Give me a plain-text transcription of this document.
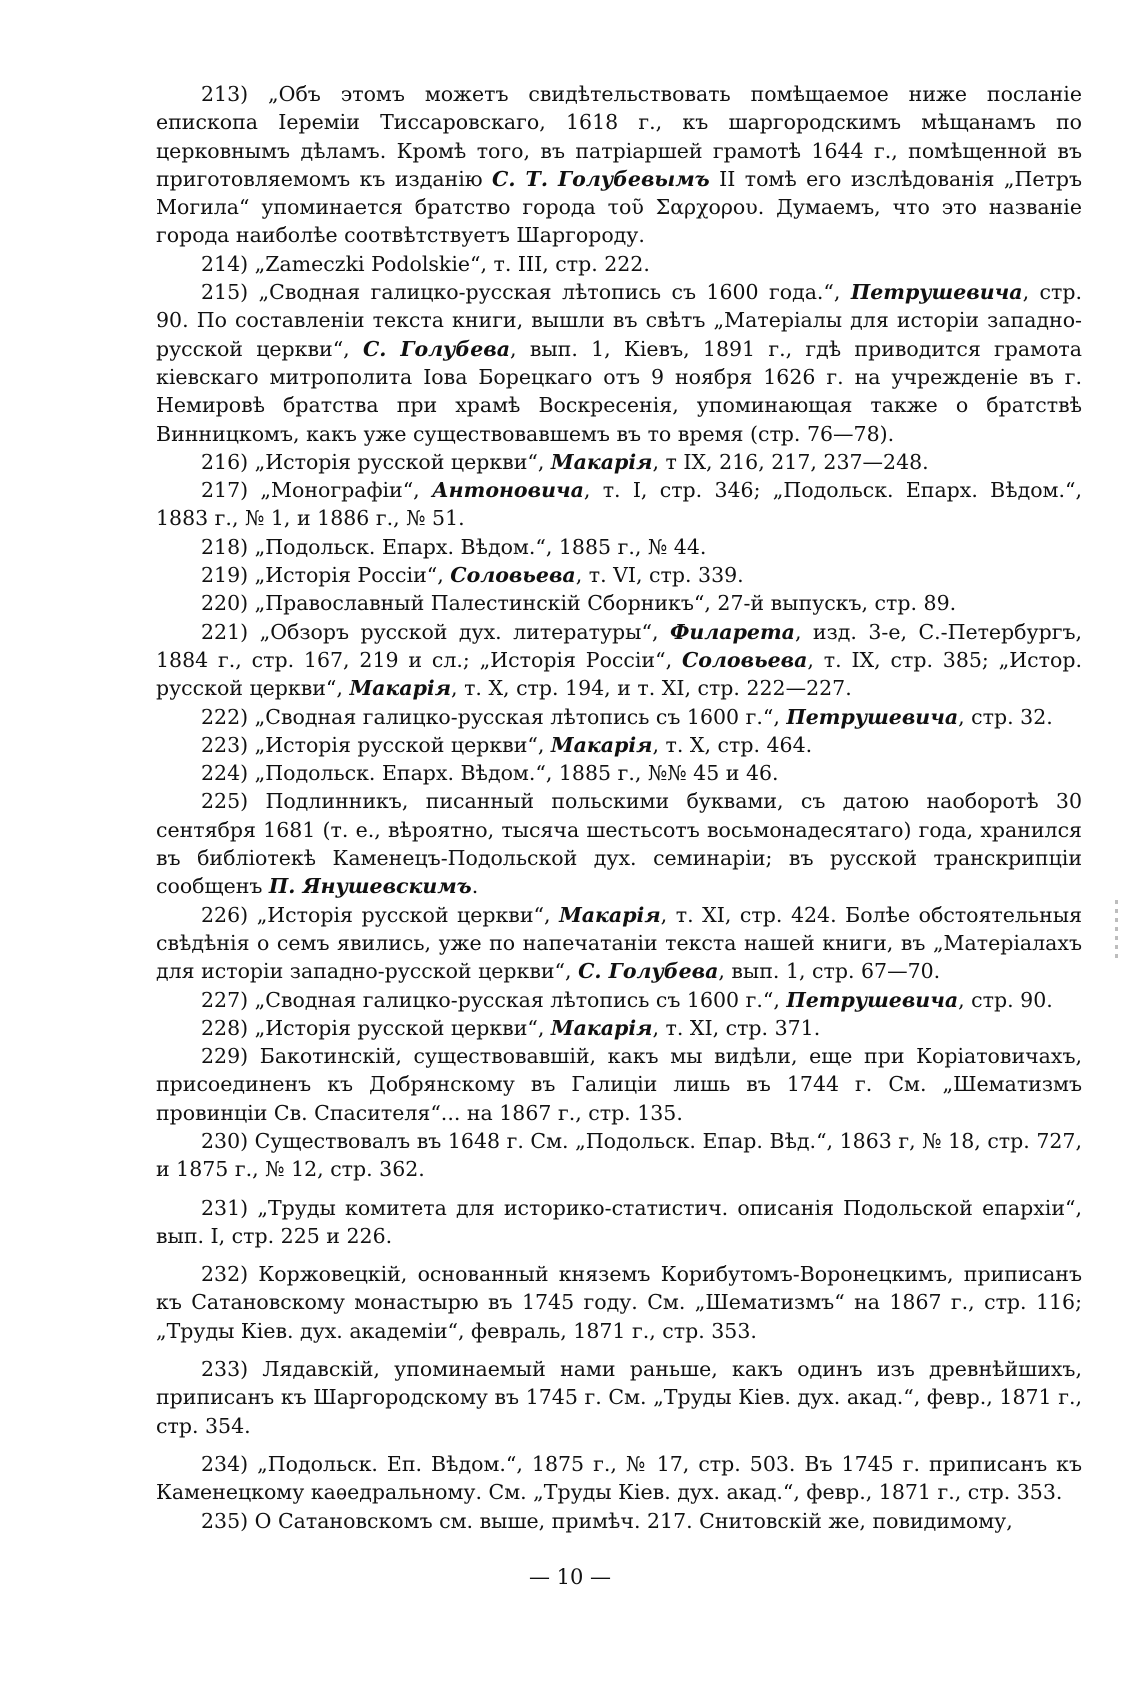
213) „Объ этомъ можетъ свидѣтельствовать помѣщаемое ниже посланіе епископа Іереміи Тиссаровскаго, 1618 г., къ шаргородскимъ мѣщанамъ по церковнымъ дѣламъ. Кромѣ того, въ патріаршей грамотѣ 1644 г., помѣщенной въ приготовляемомъ къ изданію С. Т. Голубевымъ II томѣ его изслѣдованія „Петръ Могила“ упоминается братство города τοῦ Σαρχορου. Думаемъ, что это названіе города наиболѣе соотвѣтствуетъ Шаргороду.

214) „Zameczki Podolskie“, т. III, стр. 222.

215) „Сводная галицко-русская лѣтопись съ 1600 года.“, Петрушевича, стр. 90. По составленіи текста книги, вышли въ свѣтъ „Матеріалы для исторіи западно-русской церкви“, С. Голубева, вып. 1, Кіевъ, 1891 г., гдѣ приводится грамота кіевскаго митрополита Іова Борецкаго отъ 9 ноября 1626 г. на учрежденіе въ г. Немировѣ братства при храмѣ Воскресенія, упоминающая также о братствѣ Винницкомъ, какъ уже существовавшемъ въ то время (стр. 76—78).

216) „Исторія русской церкви“, Макарія, т IX, 216, 217, 237—248.

217) „Монографіи“, Антоновича, т. I, стр. 346; „Подольск. Епарх. Вѣдом.“, 1883 г., № 1, и 1886 г., № 51.

218) „Подольск. Епарх. Вѣдом.“, 1885 г., № 44.

219) „Исторія Россіи“, Соловьева, т. VI, стр. 339.

220) „Православный Палестинскій Сборникъ“, 27-й выпускъ, стр. 89.

221) „Обзоръ русской дух. литературы“, Филарета, изд. 3-е, С.-Петербургъ, 1884 г., стр. 167, 219 и сл.; „Исторія Россіи“, Соловьева, т. IX, стр. 385; „Истор. русской церкви“, Макарія, т. X, стр. 194, и т. XI, стр. 222—227.

222) „Сводная галицко-русская лѣтопись съ 1600 г.“, Петрушевича, стр. 32.

223) „Исторія русской церкви“, Макарія, т. X, стр. 464.

224) „Подольск. Епарх. Вѣдом.“, 1885 г., №№ 45 и 46.

225) Подлинникъ, писанный польскими буквами, съ датою наоборотѣ 30 сентября 1681 (т. е., вѣроятно, тысяча шестьсотъ восьмонадесятаго) года, хранился въ библіотекѣ Каменецъ-Подольской дух. семинаріи; въ русской транскрипціи сообщенъ П. Янушевскимъ.

226) „Исторія русской церкви“, Макарія, т. XI, стр. 424. Болѣе обстоятельныя свѣдѣнія о семъ явились, уже по напечатаніи текста нашей книги, въ „Матеріалахъ для исторіи западно-русской церкви“, С. Голубева, вып. 1, стр. 67—70.

227) „Сводная галицко-русская лѣтопись съ 1600 г.“, Петрушевича, стр. 90.

228) „Исторія русской церкви“, Макарія, т. XI, стр. 371.

229) Бакотинскій, существовавшій, какъ мы видѣли, еще при Коріатовичахъ, присоединенъ къ Добрянскому въ Галиціи лишь въ 1744 г. См. „Шематизмъ провинціи Св. Спасителя“... на 1867 г., стр. 135.

230) Существовалъ въ 1648 г. См. „Подольск. Епар. Вѣд.“, 1863 г, № 18, стр. 727, и 1875 г., № 12, стр. 362.

231) „Труды комитета для историко-статистич. описанія Подольской епархіи“, вып. I, стр. 225 и 226.

232) Коржовецкій, основанный княземъ Корибутомъ-Воронецкимъ, приписанъ къ Сатановскому монастырю въ 1745 году. См. „Шематизмъ“ на 1867 г., стр. 116; „Труды Кіев. дух. академіи“, февраль, 1871 г., стр. 353.

233) Лядавскій, упоминаемый нами раньше, какъ одинъ изъ древнѣйшихъ, приписанъ къ Шаргородскому въ 1745 г. См. „Труды Кіев. дух. акад.“, февр., 1871 г., стр. 354.

234) „Подольск. Еп. Вѣдом.“, 1875 г., № 17, стр. 503. Въ 1745 г. приписанъ къ Каменецкому каѳедральному. См. „Труды Кіев. дух. акад.“, февр., 1871 г., стр. 353.

235) О Сатановскомъ см. выше, примѣч. 217. Снитовскій же, повидимому,

— 10 —
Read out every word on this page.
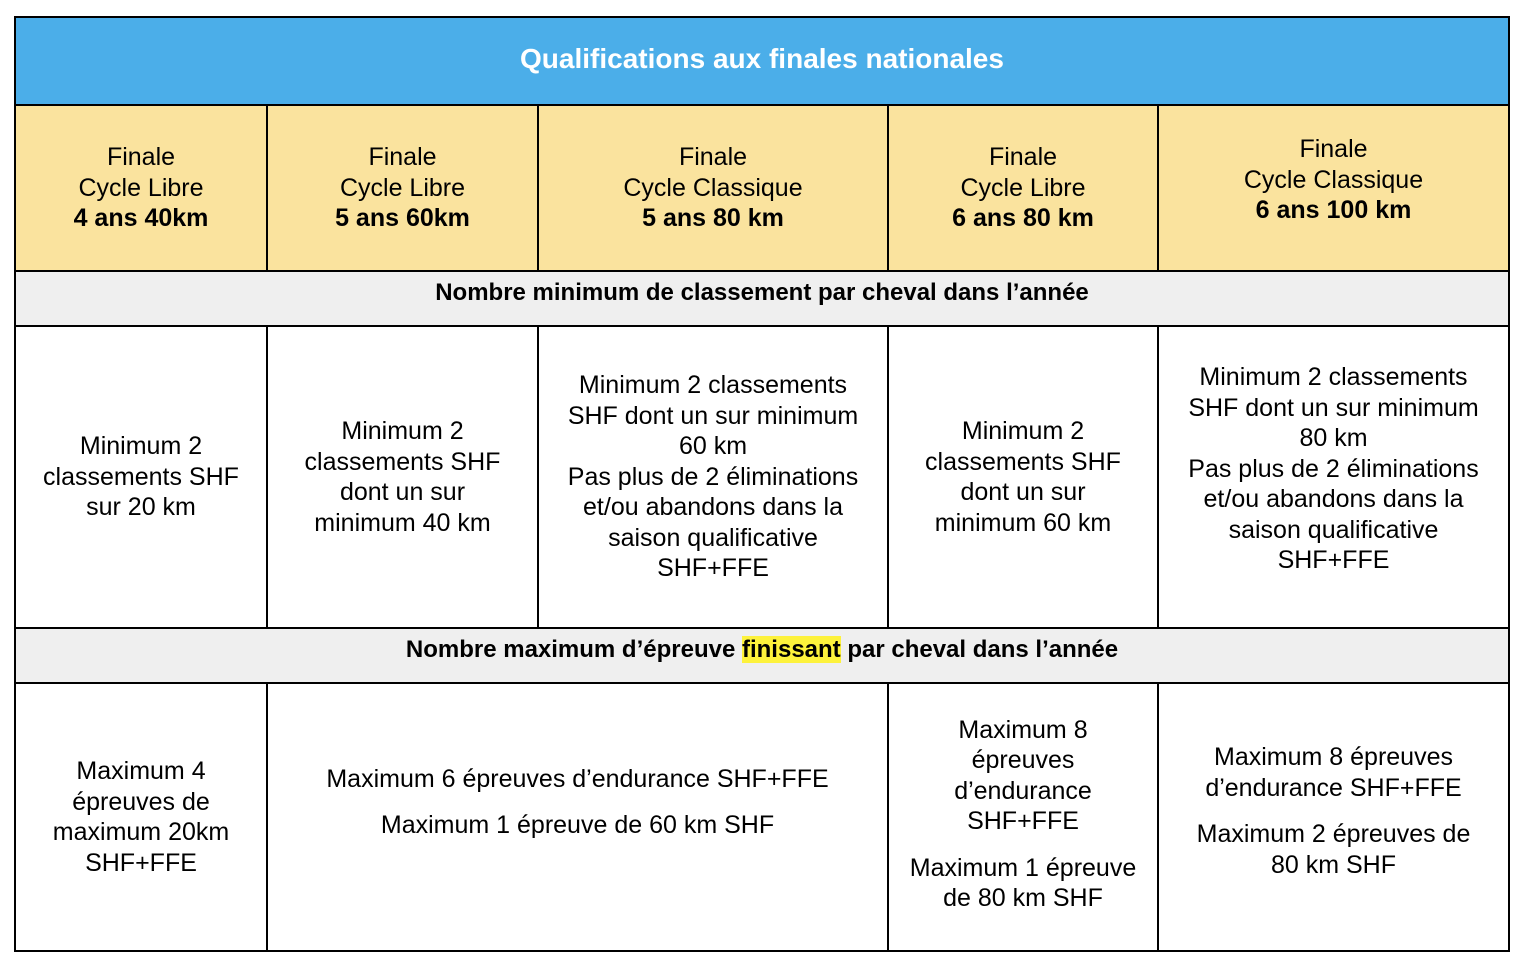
Qualifications aux finales nationales
Finale
Cycle Libre
4 ans 40km
Finale
Cycle Libre
5 ans 60km
Finale
Cycle Classique
5 ans 80 km
Finale
Cycle Libre
6 ans 80 km
Finale
Cycle Classique
6 ans 100 km
Nombre minimum de classement par cheval dans l’année
Minimum 2
classements SHF
sur 20 km
Minimum 2
classements SHF
dont un sur
minimum 40 km
Minimum 2 classements
SHF dont un sur minimum
60 km
Pas plus de 2 éliminations
et/ou abandons dans la
saison qualificative
SHF+FFE
Minimum 2
classements SHF
dont un sur
minimum 60 km
Minimum 2 classements
SHF dont un sur minimum
80 km
Pas plus de 2 éliminations
et/ou abandons dans la
saison qualificative
SHF+FFE
Nombre maximum d’épreuve finissant par cheval dans l’année
Maximum 4
épreuves de
maximum 20km
SHF+FFE
Maximum 6 épreuves d’endurance SHF+FFE
Maximum 1 épreuve de 60 km SHF
Maximum 8
épreuves
d’endurance
SHF+FFE
Maximum 1 épreuve
de 80 km SHF
Maximum 8 épreuves
d’endurance SHF+FFE
Maximum 2 épreuves de
80 km SHF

### Directions for this task
Go through the preceding material and copy each line that has the word "Nombre".

### Solution
Nombre minimum de classement par cheval dans l’année
Nombre maximum d’épreuve finissant par cheval dans l’année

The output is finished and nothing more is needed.